Passage to read.

►

Tinkex.SamplingClient (Tinkex v0.3.4)
View SourceSampling client that performs lock-free reads via ETS.
Init runs in a GenServer to create the sampling session and register state in
Tinkex.SamplingRegistry. Once initialized, sample/4 reads configuration
directly from ETS without touching the GenServer, avoiding bottlenecks under
high load.
For plain-text prompts, build a Tinkex.Types.ModelInput via
Tinkex.Types.ModelInput.from_text/2 with the target model name. Chat
templates are not applied automatically.
Queue State Observer
This client implements Tinkex.QueueStateObserver and automatically logs
human-readable warnings when queue state changes indicate rate limiting
or capacity issues:
[warning] Sampling is paused for session-123. Reason: concurrent sampler weights limit hitLogs are debounced to once per 60 seconds per session to avoid spam.
Summary
Functions
Returns a specification to start this module under a supervisor.
Clear debounce state for a sampling session to avoid unbounded growth.
Convenience helper to compute prompt token log probabilities.
Create a sampling client asynchronously.
Submit a sampling request.
Stream a sampling request, yielding tokens incrementally via SSE.
Types
@type t() :: pid()
Functions
Returns a specification to start this module under a supervisor.

◄

Work instructions.
1. In the sampling client documentation, copy the part that opens with the words containing "Queue State Observer" and closes with "incrementally via SSE.", putting "generation request" in place of "sampling request".
2. In the sampling client documentation, list each one-line function description that appears under the first "Functions" heading.
The data that follows has no connection to the sampling client documentation.

Material.
►

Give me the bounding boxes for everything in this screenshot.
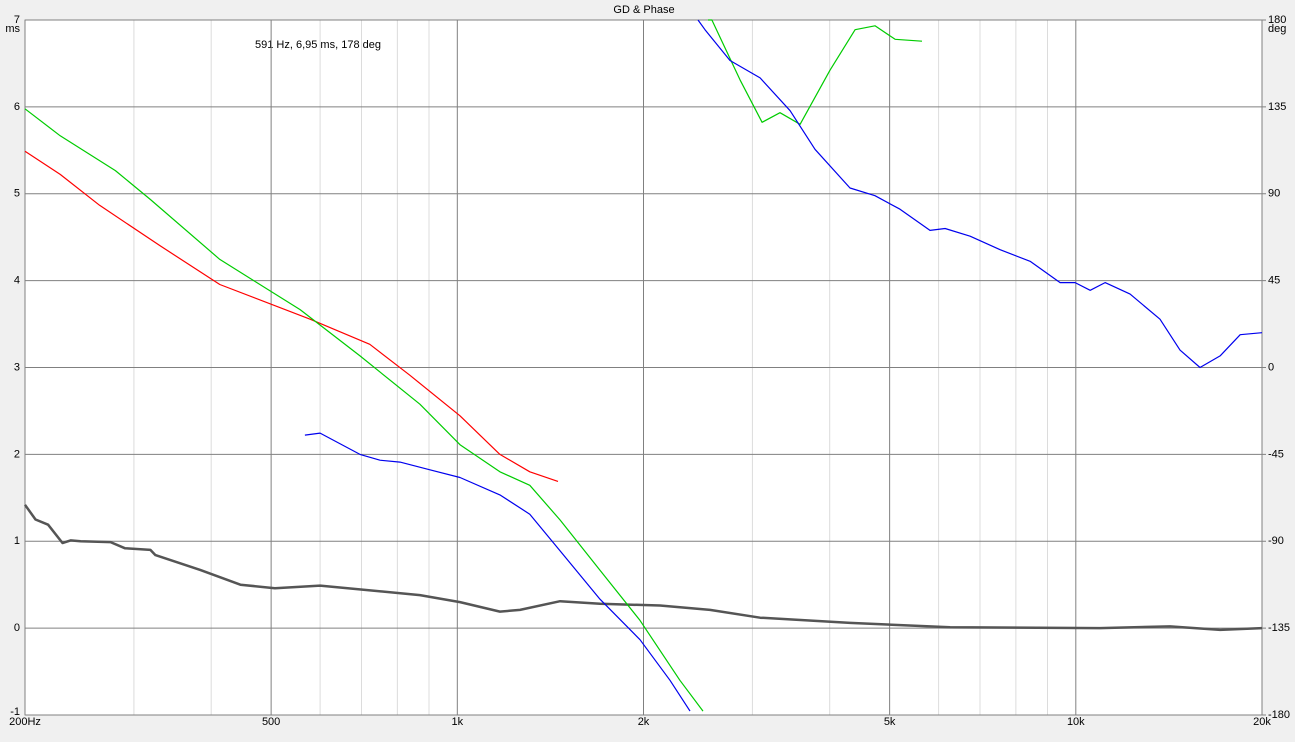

◄

Answer list.
1.
Queue State Observer
This client implements Tinkex.QueueStateObserver and automatically logs
human-readable warnings when queue state changes indicate rate limiting
or capacity issues:
[warning] Sampling is paused for session-123. Reason: concurrent sampler weights limit hitLogs are debounced to once per 60 seconds per session to avoid spam.
Summary
Functions
Returns a specification to start this module under a supervisor.
Clear debounce state for a sampling session to avoid unbounded growth.
Convenience helper to compute prompt token log probabilities.
Create a sampling client asynchronously.
Submit a generation request.
Stream a generation request, yielding tokens incrementally via SSE.

2.
- Returns a specification to start this module under a supervisor.
- Clear debounce state for a sampling session to avoid unbounded growth.
- Convenience helper to compute prompt token log probabilities.
- Create a sampling client asynchronously.
- Submit a sampling request.
- Stream a sampling request, yielding tokens incrementally via SSE.